_GIVEN INFORMATION:_
········
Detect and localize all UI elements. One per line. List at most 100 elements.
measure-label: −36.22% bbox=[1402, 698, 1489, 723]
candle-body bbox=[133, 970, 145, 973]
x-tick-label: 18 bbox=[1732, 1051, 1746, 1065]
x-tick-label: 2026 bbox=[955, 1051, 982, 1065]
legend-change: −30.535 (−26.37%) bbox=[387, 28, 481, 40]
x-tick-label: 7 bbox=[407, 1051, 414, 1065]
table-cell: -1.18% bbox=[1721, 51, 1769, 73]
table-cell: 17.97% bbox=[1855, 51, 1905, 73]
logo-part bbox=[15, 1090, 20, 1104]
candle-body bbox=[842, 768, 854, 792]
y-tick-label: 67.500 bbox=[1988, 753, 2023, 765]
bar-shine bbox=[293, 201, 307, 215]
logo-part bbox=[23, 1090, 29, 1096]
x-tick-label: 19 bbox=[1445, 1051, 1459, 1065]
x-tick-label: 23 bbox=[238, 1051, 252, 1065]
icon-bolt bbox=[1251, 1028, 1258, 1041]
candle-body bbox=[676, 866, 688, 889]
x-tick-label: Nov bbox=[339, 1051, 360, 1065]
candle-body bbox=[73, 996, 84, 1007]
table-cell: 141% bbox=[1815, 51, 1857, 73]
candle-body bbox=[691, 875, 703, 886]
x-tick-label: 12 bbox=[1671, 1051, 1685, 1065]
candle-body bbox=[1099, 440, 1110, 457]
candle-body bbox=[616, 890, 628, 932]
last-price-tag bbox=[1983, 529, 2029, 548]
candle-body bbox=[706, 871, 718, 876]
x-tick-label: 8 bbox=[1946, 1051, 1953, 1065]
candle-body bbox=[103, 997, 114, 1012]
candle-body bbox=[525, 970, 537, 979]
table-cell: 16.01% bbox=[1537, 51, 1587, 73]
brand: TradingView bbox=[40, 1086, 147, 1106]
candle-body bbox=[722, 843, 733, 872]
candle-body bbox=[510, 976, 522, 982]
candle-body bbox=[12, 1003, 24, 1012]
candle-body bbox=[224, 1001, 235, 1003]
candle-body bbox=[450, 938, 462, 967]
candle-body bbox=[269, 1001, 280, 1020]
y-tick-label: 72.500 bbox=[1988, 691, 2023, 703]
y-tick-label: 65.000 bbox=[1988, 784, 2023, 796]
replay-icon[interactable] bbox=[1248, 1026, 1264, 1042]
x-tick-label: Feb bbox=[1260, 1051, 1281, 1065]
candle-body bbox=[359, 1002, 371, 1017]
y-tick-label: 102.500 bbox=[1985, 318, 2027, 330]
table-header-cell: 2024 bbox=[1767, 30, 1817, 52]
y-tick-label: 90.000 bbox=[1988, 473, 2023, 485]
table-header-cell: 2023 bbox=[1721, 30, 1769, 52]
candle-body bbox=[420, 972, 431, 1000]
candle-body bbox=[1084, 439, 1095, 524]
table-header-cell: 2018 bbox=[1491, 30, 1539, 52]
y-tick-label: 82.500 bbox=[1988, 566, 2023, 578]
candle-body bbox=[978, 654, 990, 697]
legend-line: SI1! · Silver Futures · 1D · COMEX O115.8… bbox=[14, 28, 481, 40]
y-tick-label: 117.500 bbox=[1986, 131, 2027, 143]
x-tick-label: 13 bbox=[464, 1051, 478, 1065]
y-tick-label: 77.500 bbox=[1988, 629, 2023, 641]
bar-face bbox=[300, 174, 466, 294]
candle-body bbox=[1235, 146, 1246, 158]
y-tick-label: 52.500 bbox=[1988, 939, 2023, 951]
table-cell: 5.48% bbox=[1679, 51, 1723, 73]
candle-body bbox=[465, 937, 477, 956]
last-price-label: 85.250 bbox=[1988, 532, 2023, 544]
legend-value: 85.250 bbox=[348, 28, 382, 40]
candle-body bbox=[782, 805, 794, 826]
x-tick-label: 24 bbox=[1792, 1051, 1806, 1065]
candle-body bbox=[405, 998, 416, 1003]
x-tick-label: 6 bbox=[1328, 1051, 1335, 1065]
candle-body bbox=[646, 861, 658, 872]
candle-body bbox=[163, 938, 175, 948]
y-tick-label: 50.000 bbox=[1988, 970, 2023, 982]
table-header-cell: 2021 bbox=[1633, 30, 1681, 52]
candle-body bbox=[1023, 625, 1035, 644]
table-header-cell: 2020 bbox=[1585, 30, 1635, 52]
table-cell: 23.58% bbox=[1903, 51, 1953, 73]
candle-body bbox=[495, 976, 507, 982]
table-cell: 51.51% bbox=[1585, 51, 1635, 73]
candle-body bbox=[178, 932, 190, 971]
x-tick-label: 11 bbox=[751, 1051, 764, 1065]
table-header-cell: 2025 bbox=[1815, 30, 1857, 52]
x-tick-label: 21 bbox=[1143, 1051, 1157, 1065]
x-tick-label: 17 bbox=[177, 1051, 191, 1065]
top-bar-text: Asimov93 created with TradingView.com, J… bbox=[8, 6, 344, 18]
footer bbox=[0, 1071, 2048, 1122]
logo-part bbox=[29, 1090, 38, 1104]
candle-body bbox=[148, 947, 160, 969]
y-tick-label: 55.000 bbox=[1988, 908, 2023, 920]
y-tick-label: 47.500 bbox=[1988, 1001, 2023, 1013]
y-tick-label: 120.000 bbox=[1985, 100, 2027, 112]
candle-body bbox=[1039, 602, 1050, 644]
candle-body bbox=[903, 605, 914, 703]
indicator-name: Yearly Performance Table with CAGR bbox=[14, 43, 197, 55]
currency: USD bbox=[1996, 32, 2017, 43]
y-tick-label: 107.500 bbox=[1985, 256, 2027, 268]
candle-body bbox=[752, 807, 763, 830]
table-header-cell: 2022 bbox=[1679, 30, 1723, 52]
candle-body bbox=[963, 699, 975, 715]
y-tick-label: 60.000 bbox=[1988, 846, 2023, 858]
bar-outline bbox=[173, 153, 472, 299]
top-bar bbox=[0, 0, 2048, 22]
········
_WHAT NEEDS TO BE DONE:_ Could you quote, word for word, every row from the very first one through the row containing "x-tick-label: 2026 bbox=[955, 1051, 982, 1065]", including both?

_TASK RESULT:_
Detect and localize all UI elements. One per line. List at most 100 elements.
measure-label: −36.22% bbox=[1402, 698, 1489, 723]
candle-body bbox=[133, 970, 145, 973]
x-tick-label: 18 bbox=[1732, 1051, 1746, 1065]
x-tick-label: 2026 bbox=[955, 1051, 982, 1065]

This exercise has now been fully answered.